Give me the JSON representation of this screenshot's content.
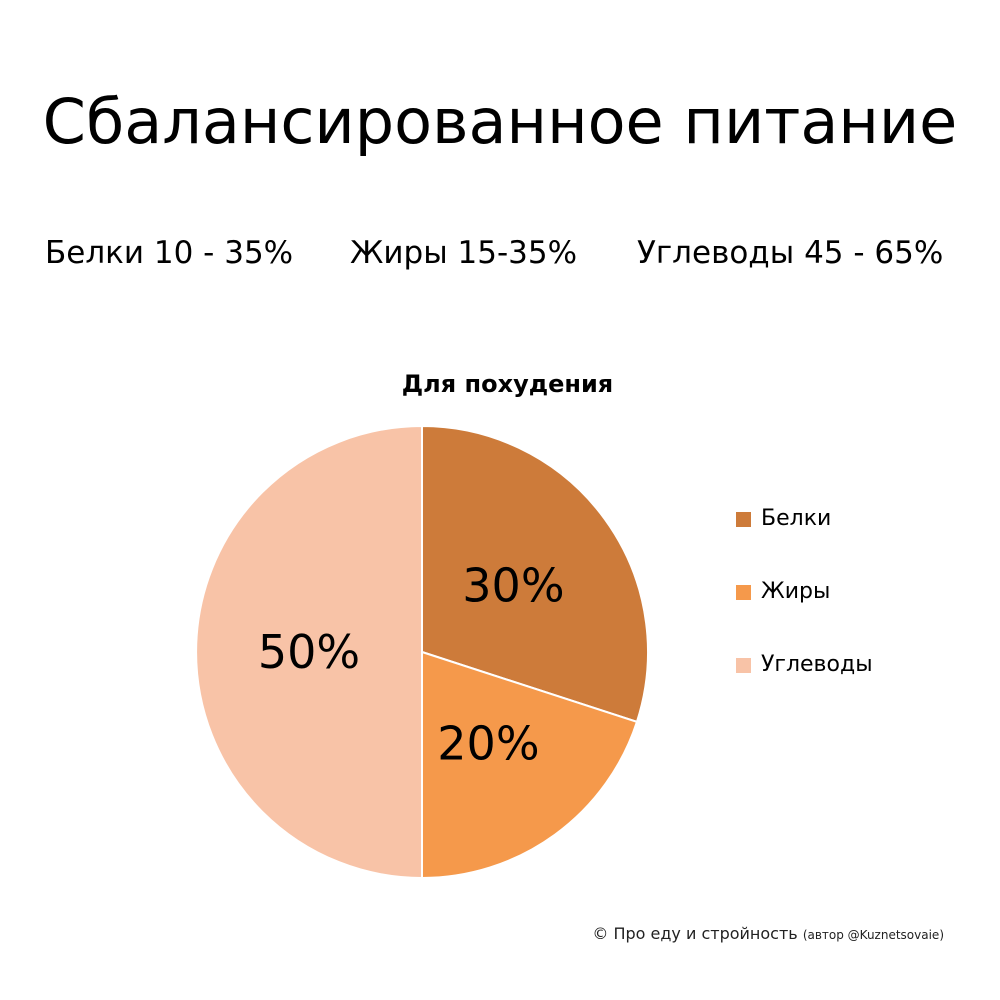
{
  "title": "Сбалансированное питание",
  "ranges": [
    "Белки 10 - 35%",
    "Жиры 15-35%",
    "Углеводы 45 - 65%"
  ],
  "chart_data": {
    "type": "pie",
    "title": "Для похудения",
    "categories": [
      "Белки",
      "Жиры",
      "Углеводы"
    ],
    "values": [
      30,
      20,
      50
    ],
    "labels": [
      "30%",
      "20%",
      "50%"
    ],
    "colors": [
      "#CD7B3A",
      "#F5994B",
      "#F8C3A7"
    ],
    "start_angle": "12 o'clock",
    "direction": "clockwise",
    "legend": "right"
  },
  "footer": {
    "main": "© Про еду и стройность",
    "credit": "(автор @Kuznetsovaie)"
  }
}
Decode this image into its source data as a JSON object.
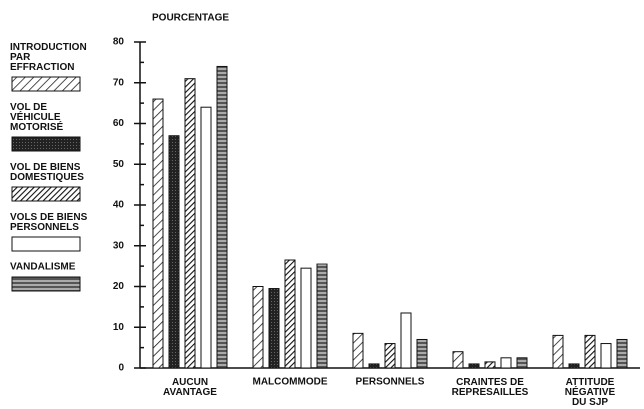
{
  "chart_data": {
    "type": "bar",
    "title": "POURCENTAGE",
    "categories": [
      "AUCUN\nAVANTAGE",
      "MALCOMMODE",
      "PERSONNELS",
      "CRAINTES DE\nREPRESAILLES",
      "ATTITUDE\nNÉGATIVE\nDU SJP"
    ],
    "series": [
      {
        "name": "INTRODUCTION\nPAR\nEFFRACTION",
        "color": "#ffffff",
        "pattern": "diagonal",
        "values": [
          66,
          20,
          8.5,
          4,
          8
        ]
      },
      {
        "name": "VOL DE\nVÉHICULE\nMOTORISÉ",
        "color": "#222222",
        "pattern": "solid",
        "values": [
          57,
          19.5,
          1,
          1,
          1
        ]
      },
      {
        "name": "VOL DE BIENS\nDOMESTIQUES",
        "color": "#ffffff",
        "pattern": "dense-diagonal",
        "values": [
          71,
          26.5,
          6,
          1.5,
          8
        ]
      },
      {
        "name": "VOLS DE BIENS\nPERSONNELS",
        "color": "#ffffff",
        "pattern": "none",
        "values": [
          64,
          24.5,
          13.5,
          2.5,
          6
        ]
      },
      {
        "name": "VANDALISME",
        "color": "#ffffff",
        "pattern": "horizontal",
        "values": [
          74,
          25.5,
          7,
          2.5,
          7
        ]
      }
    ],
    "ylim": [
      0,
      80
    ],
    "yticks": [
      0,
      10,
      20,
      30,
      40,
      50,
      60,
      70,
      80
    ],
    "legend": "left"
  }
}
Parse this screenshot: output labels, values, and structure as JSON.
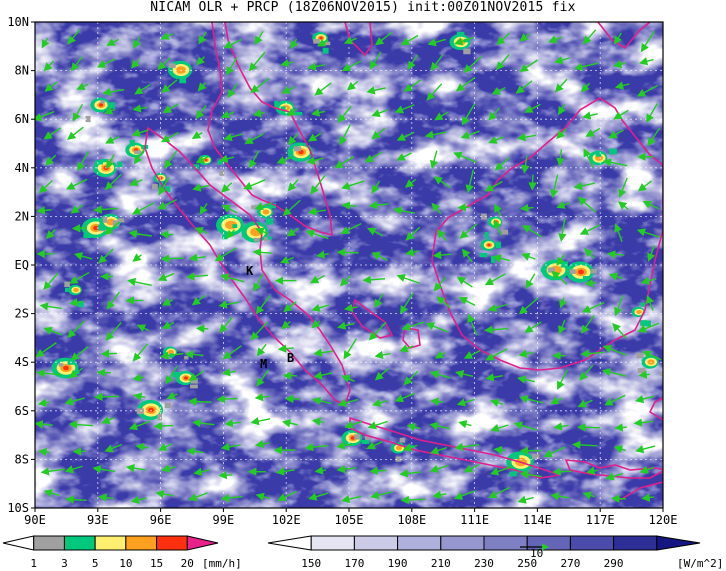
{
  "title": "NICAM OLR + PRCP (18Z06NOV2015) init:00Z01NOV2015 fix",
  "lat_labels": [
    "10N",
    "8N",
    "6N",
    "4N",
    "2N",
    "EQ",
    "2S",
    "4S",
    "6S",
    "8S",
    "10S"
  ],
  "lon_labels": [
    "90E",
    "93E",
    "96E",
    "99E",
    "102E",
    "105E",
    "108E",
    "111E",
    "114E",
    "117E",
    "120E"
  ],
  "place_labels": {
    "k": "K",
    "m": "M",
    "b": "B"
  },
  "prcp_legend": {
    "ticks": [
      "1",
      "3",
      "5",
      "10",
      "15",
      "20"
    ],
    "unit": "[mm/h]",
    "colors": [
      "#ffffff",
      "#a0a0a0",
      "#00c87c",
      "#ffef70",
      "#ffa020",
      "#ff3010",
      "#e8208c"
    ]
  },
  "olr_legend": {
    "ticks": [
      "150",
      "170",
      "190",
      "210",
      "230",
      "250",
      "270",
      "290"
    ],
    "unit": "[W/m^2]",
    "arrow_label": "10",
    "colors": [
      "#ffffff",
      "#e4e4f2",
      "#cbcbe8",
      "#b0b0dc",
      "#9797cf",
      "#7f7fc3",
      "#6565b8",
      "#4b4bab",
      "#2e2e97",
      "#161682"
    ]
  },
  "colors": {
    "coast": "#e0208c",
    "wind": "#22cc22",
    "grid": "#ffffff",
    "ocean": "#3a3aa8"
  }
}
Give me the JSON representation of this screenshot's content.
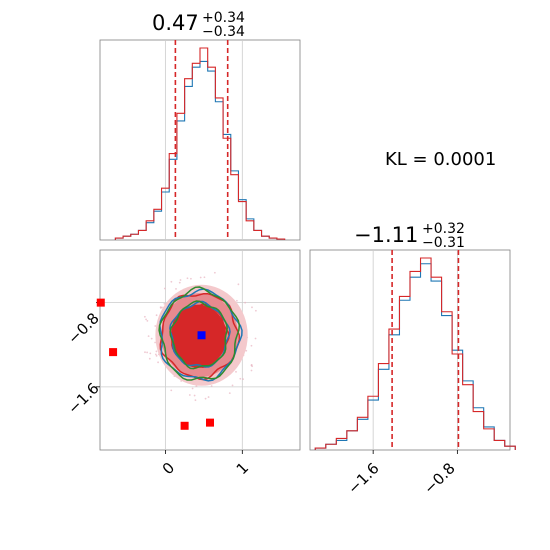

Aim of the task:
Count every line in the listing above that holds "BIENS", then report only the count.

Expected output:
2